* [RAW DATA]
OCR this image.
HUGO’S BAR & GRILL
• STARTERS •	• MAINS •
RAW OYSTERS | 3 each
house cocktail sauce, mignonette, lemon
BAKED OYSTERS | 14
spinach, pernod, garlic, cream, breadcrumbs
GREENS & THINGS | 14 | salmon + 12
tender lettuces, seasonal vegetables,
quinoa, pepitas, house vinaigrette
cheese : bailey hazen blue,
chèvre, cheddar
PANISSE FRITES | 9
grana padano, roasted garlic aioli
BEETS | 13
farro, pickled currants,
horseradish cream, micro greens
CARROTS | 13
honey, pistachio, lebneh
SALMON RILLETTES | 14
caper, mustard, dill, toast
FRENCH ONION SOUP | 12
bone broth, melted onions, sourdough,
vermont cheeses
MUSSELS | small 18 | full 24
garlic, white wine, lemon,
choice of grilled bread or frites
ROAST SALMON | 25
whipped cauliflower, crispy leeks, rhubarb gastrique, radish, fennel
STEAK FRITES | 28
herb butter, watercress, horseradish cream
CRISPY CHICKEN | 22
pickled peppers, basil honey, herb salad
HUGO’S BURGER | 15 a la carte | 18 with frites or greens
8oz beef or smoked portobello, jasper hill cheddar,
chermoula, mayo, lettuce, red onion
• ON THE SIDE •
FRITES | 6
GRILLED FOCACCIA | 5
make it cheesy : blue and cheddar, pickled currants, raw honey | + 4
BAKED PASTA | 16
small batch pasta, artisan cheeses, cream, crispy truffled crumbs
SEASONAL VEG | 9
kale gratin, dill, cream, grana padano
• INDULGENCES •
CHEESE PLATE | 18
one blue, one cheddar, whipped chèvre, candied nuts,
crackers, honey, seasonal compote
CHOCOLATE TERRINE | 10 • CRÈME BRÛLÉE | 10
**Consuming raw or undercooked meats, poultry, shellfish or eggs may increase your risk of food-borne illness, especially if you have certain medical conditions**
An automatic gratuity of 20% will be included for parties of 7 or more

...

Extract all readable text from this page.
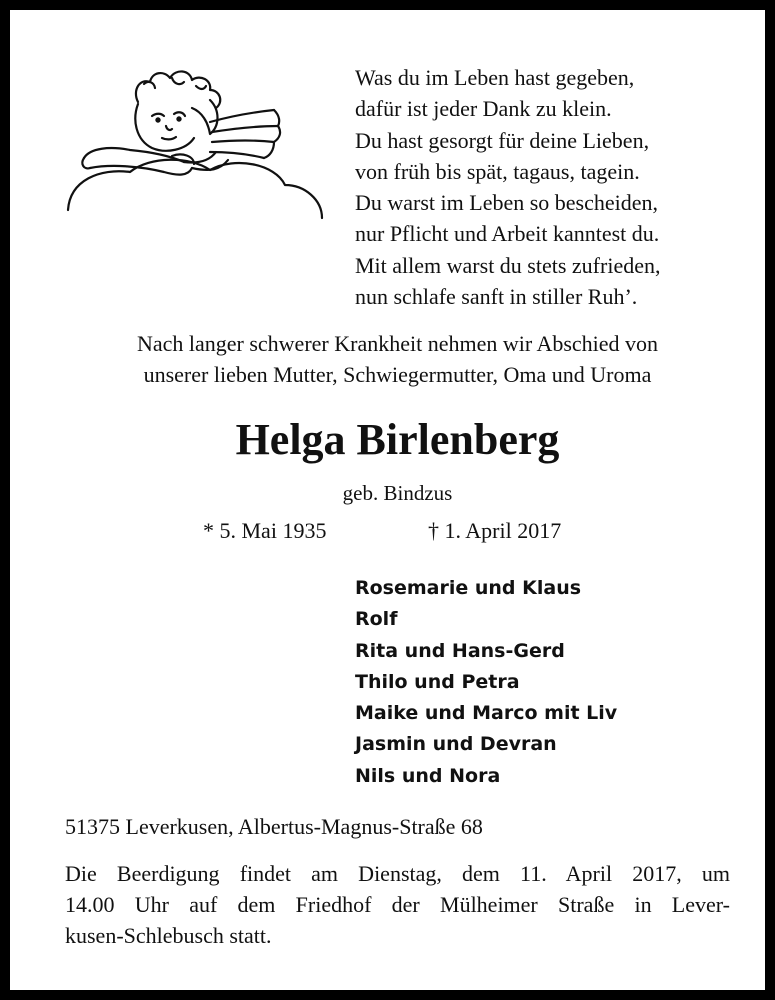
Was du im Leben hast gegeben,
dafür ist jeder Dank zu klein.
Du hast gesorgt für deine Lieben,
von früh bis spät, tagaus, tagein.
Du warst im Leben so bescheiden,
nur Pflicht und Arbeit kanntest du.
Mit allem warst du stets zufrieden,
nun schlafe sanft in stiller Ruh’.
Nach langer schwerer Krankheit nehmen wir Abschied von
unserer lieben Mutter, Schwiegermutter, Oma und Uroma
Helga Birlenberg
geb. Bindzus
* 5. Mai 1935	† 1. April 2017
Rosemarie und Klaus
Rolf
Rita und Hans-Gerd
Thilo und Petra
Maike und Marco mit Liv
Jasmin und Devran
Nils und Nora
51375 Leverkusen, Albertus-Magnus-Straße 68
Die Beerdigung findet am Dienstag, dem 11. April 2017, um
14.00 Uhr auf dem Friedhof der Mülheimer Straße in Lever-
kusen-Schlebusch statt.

==

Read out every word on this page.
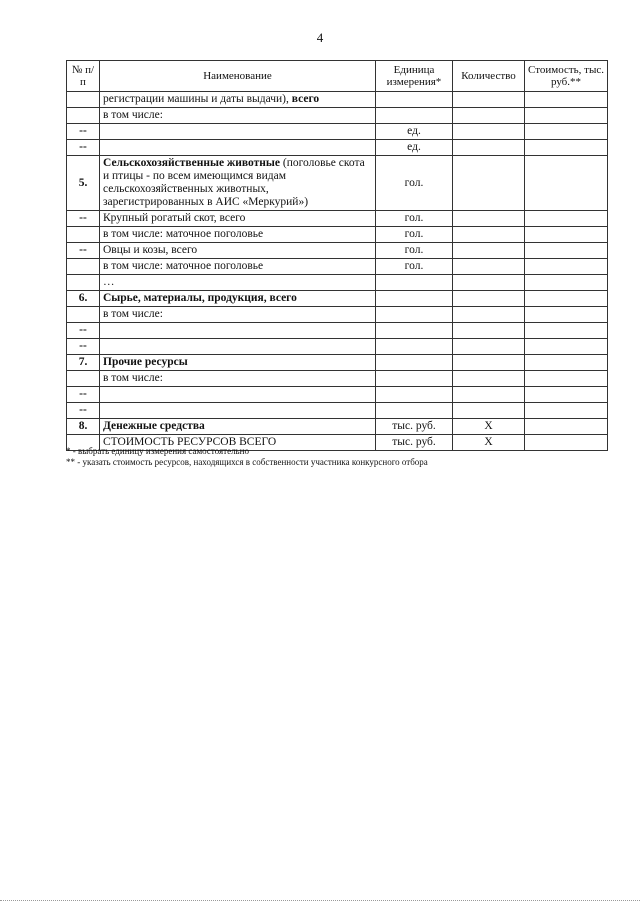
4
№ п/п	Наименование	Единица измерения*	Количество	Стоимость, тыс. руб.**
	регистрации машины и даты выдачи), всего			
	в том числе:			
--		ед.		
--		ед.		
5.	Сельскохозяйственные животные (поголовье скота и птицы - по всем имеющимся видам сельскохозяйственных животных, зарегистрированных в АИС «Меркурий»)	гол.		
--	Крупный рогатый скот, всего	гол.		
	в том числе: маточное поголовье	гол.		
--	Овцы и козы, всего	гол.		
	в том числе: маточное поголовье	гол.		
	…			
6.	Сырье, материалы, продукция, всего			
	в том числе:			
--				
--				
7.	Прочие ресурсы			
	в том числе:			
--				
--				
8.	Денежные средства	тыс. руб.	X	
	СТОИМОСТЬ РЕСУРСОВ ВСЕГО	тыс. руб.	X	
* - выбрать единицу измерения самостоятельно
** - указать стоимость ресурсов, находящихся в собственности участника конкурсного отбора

* [WHAT YOU SHOULD DO] Write out every line of the preceding listing that contains "cheeses".

* [SOLVED EXERCISE]
vermont cheeses
small batch pasta, artisan cheeses, cream, crispy truffled crumbs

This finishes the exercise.